* [Exercise]:
The records should be written out in full, with nothing altered.

Extracted records start

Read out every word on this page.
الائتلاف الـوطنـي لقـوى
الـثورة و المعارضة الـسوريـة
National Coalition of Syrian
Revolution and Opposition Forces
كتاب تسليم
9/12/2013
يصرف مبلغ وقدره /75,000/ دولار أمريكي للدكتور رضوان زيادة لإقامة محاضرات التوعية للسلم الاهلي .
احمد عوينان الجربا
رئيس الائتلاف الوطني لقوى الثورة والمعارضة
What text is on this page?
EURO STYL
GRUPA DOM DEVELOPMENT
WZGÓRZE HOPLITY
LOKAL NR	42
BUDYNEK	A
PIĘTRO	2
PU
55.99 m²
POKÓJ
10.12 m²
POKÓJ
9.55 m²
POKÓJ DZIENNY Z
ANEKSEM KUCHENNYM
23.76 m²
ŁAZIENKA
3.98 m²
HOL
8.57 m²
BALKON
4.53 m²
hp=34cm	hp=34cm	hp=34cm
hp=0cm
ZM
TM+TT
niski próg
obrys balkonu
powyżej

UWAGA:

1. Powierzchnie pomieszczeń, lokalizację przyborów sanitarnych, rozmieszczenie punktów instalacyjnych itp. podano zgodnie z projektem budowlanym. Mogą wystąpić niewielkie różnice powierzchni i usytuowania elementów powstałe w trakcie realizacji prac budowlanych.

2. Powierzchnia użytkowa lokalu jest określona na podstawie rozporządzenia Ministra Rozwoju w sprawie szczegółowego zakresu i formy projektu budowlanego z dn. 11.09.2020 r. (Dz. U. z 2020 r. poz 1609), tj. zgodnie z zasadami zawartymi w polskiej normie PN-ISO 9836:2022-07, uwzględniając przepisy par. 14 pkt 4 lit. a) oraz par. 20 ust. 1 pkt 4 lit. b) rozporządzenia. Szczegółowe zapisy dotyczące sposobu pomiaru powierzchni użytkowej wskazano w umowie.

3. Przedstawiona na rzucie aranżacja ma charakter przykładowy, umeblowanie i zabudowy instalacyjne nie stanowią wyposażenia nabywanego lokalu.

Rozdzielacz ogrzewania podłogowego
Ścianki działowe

Extracted records end

* [Answer below]:
Read out every word on this page.
الائتلاف الـوطنـي لقـوى
الـثورة و المعارضة الـسوريـة
National Coalition of Syrian
Revolution and Opposition Forces
كتاب تسليم
9/12/2013
يصرف مبلغ وقدره /75,000/ دولار أمريكي للدكتور رضوان زيادة لإقامة محاضرات التوعية للسلم الاهلي .
احمد عوينان الجربا
رئيس الائتلاف الوطني لقوى الثورة والمعارضة
What text is on this page?
EURO STYL
GRUPA DOM DEVELOPMENT
WZGÓRZE HOPLITY
LOKAL NR	42
BUDYNEK	A
PIĘTRO	2
PU
55.99 m²
POKÓJ
10.12 m²
POKÓJ
9.55 m²
POKÓJ DZIENNY Z
ANEKSEM KUCHENNYM
23.76 m²
ŁAZIENKA
3.98 m²
HOL
8.57 m²
BALKON
4.53 m²
hp=34cm	hp=34cm	hp=34cm
hp=0cm
ZM
TM+TT
niski próg
obrys balkonu
powyżej

UWAGA:

1. Powierzchnie pomieszczeń, lokalizację przyborów sanitarnych, rozmieszczenie punktów instalacyjnych itp. podano zgodnie z projektem budowlanym. Mogą wystąpić niewielkie różnice powierzchni i usytuowania elementów powstałe w trakcie realizacji prac budowlanych.

2. Powierzchnia użytkowa lokalu jest określona na podstawie rozporządzenia Ministra Rozwoju w sprawie szczegółowego zakresu i formy projektu budowlanego z dn. 11.09.2020 r. (Dz. U. z 2020 r. poz 1609), tj. zgodnie z zasadami zawartymi w polskiej normie PN-ISO 9836:2022-07, uwzględniając przepisy par. 14 pkt 4 lit. a) oraz par. 20 ust. 1 pkt 4 lit. b) rozporządzenia. Szczegółowe zapisy dotyczące sposobu pomiaru powierzchni użytkowej wskazano w umowie.

3. Przedstawiona na rzucie aranżacja ma charakter przykładowy, umeblowanie i zabudowy instalacyjne nie stanowią wyposażenia nabywanego lokalu.

Rozdzielacz ogrzewania podłogowego
Ścianki działowe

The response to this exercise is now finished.